[Problem to solve]
Below are entries to be transcribed exactly; exclude the pictures from the copy.

[Records]
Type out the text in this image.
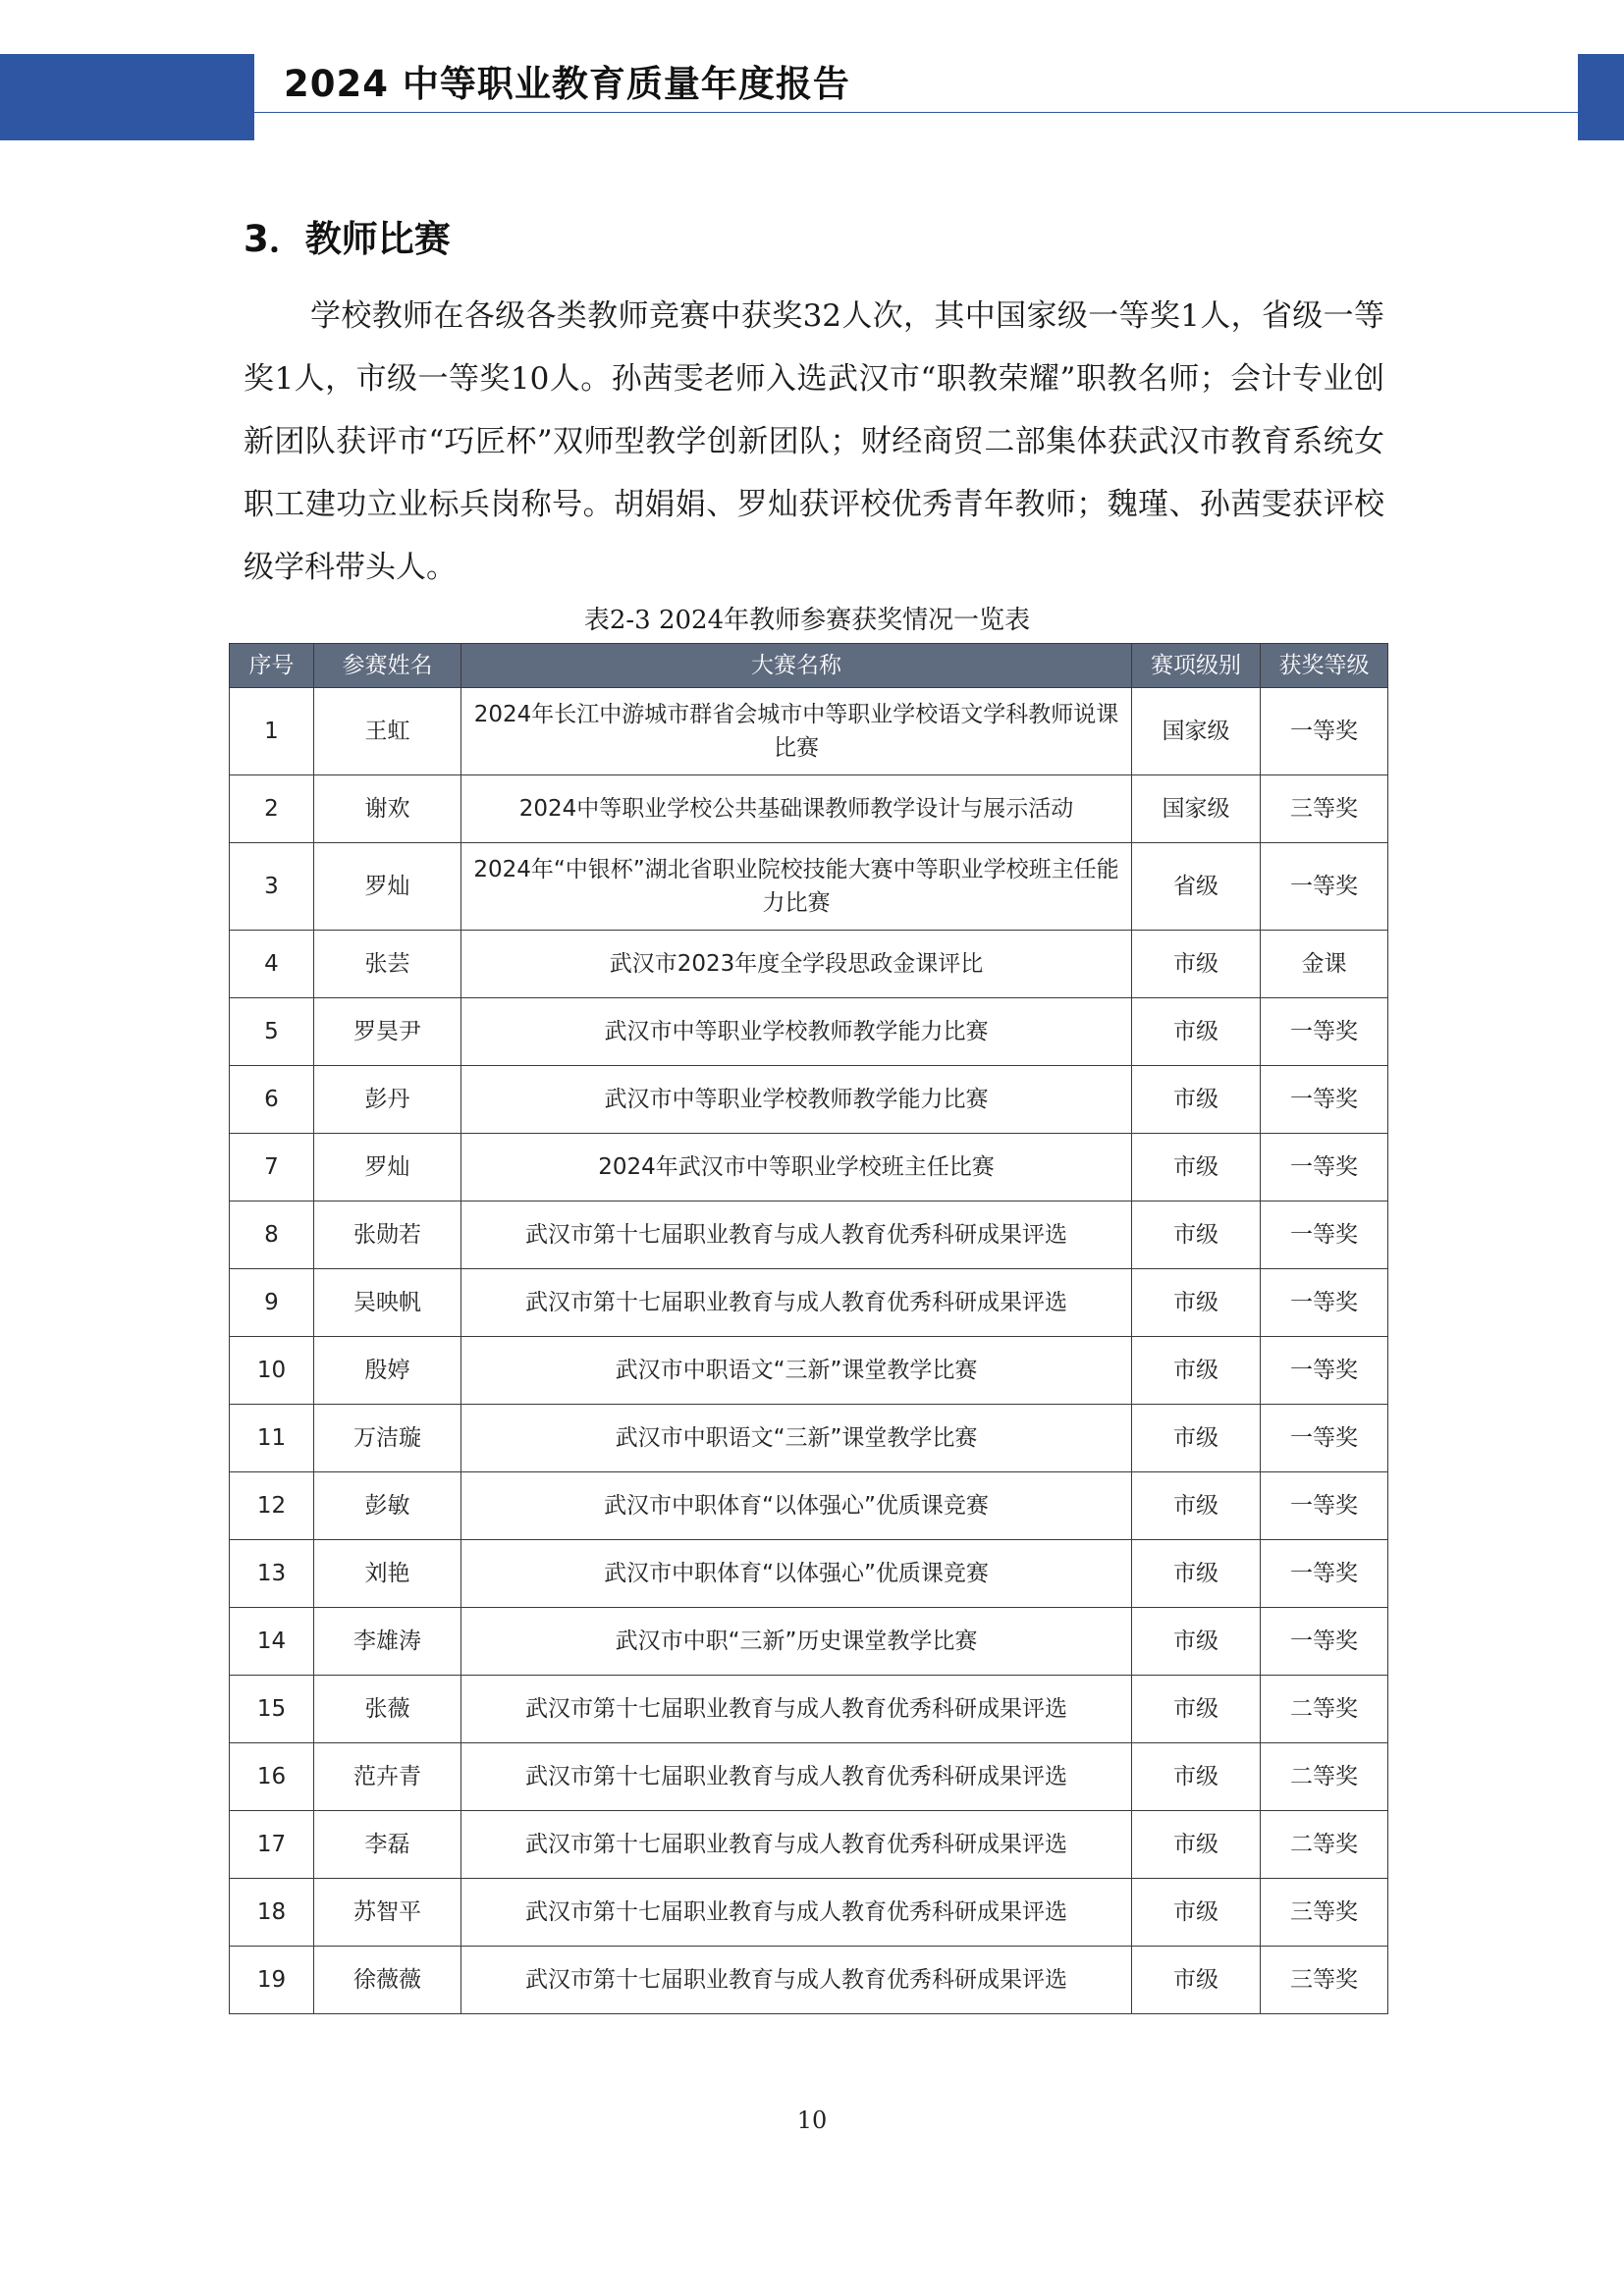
2024 中等职业教育质量年度报告
3．教师比赛

学校教师在各级各类教师竞赛中获奖32人次，其中国家级一等奖1人，省级一等奖1人，市级一等奖10人。孙茜雯老师入选武汉市“职教荣耀”职教名师；会计专业创新团队获评市“巧匠杯”双师型教学创新团队；财经商贸二部集体获武汉市教育系统女职工建功立业标兵岗称号。胡娟娟、罗灿获评校优秀青年教师；魏瑾、孙茜雯获评校级学科带头人。

表2-3 2024年教师参赛获奖情况一览表
序号	参赛姓名	大赛名称	赛项级别	获奖等级
1	王虹	2024年长江中游城市群省会城市中等职业学校语文学科教师说课比赛	国家级	一等奖
2	谢欢	2024中等职业学校公共基础课教师教学设计与展示活动	国家级	三等奖
3	罗灿	2024年“中银杯”湖北省职业院校技能大赛中等职业学校班主任能力比赛	省级	一等奖
4	张芸	武汉市2023年度全学段思政金课评比	市级	金课
5	罗昊尹	武汉市中等职业学校教师教学能力比赛	市级	一等奖
6	彭丹	武汉市中等职业学校教师教学能力比赛	市级	一等奖
7	罗灿	2024年武汉市中等职业学校班主任比赛	市级	一等奖
8	张勋若	武汉市第十七届职业教育与成人教育优秀科研成果评选	市级	一等奖
9	吴映帆	武汉市第十七届职业教育与成人教育优秀科研成果评选	市级	一等奖
10	殷婷	武汉市中职语文“三新”课堂教学比赛	市级	一等奖
11	万洁璇	武汉市中职语文“三新”课堂教学比赛	市级	一等奖
12	彭敏	武汉市中职体育“以体强心”优质课竞赛	市级	一等奖
13	刘艳	武汉市中职体育“以体强心”优质课竞赛	市级	一等奖
14	李雄涛	武汉市中职“三新”历史课堂教学比赛	市级	一等奖
15	张薇	武汉市第十七届职业教育与成人教育优秀科研成果评选	市级	二等奖
16	范卉青	武汉市第十七届职业教育与成人教育优秀科研成果评选	市级	二等奖
17	李磊	武汉市第十七届职业教育与成人教育优秀科研成果评选	市级	二等奖
18	苏智平	武汉市第十七届职业教育与成人教育优秀科研成果评选	市级	三等奖
19	徐薇薇	武汉市第十七届职业教育与成人教育优秀科研成果评选	市级	三等奖
10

[Exercise response]
Type out the text in this image.
2024 中等职业教育质量年度报告
3．教师比赛

学校教师在各级各类教师竞赛中获奖32人次，其中国家级一等奖1人，省级一等奖1人，市级一等奖10人。孙茜雯老师入选武汉市“职教荣耀”职教名师；会计专业创新团队获评市“巧匠杯”双师型教学创新团队；财经商贸二部集体获武汉市教育系统女职工建功立业标兵岗称号。胡娟娟、罗灿获评校优秀青年教师；魏瑾、孙茜雯获评校级学科带头人。

表2-3 2024年教师参赛获奖情况一览表
序号	参赛姓名	大赛名称	赛项级别	获奖等级
1	王虹	2024年长江中游城市群省会城市中等职业学校语文学科教师说课比赛	国家级	一等奖
2	谢欢	2024中等职业学校公共基础课教师教学设计与展示活动	国家级	三等奖
3	罗灿	2024年“中银杯”湖北省职业院校技能大赛中等职业学校班主任能力比赛	省级	一等奖
4	张芸	武汉市2023年度全学段思政金课评比	市级	金课
5	罗昊尹	武汉市中等职业学校教师教学能力比赛	市级	一等奖
6	彭丹	武汉市中等职业学校教师教学能力比赛	市级	一等奖
7	罗灿	2024年武汉市中等职业学校班主任比赛	市级	一等奖
8	张勋若	武汉市第十七届职业教育与成人教育优秀科研成果评选	市级	一等奖
9	吴映帆	武汉市第十七届职业教育与成人教育优秀科研成果评选	市级	一等奖
10	殷婷	武汉市中职语文“三新”课堂教学比赛	市级	一等奖
11	万洁璇	武汉市中职语文“三新”课堂教学比赛	市级	一等奖
12	彭敏	武汉市中职体育“以体强心”优质课竞赛	市级	一等奖
13	刘艳	武汉市中职体育“以体强心”优质课竞赛	市级	一等奖
14	李雄涛	武汉市中职“三新”历史课堂教学比赛	市级	一等奖
15	张薇	武汉市第十七届职业教育与成人教育优秀科研成果评选	市级	二等奖
16	范卉青	武汉市第十七届职业教育与成人教育优秀科研成果评选	市级	二等奖
17	李磊	武汉市第十七届职业教育与成人教育优秀科研成果评选	市级	二等奖
18	苏智平	武汉市第十七届职业教育与成人教育优秀科研成果评选	市级	三等奖
19	徐薇薇	武汉市第十七届职业教育与成人教育优秀科研成果评选	市级	三等奖
10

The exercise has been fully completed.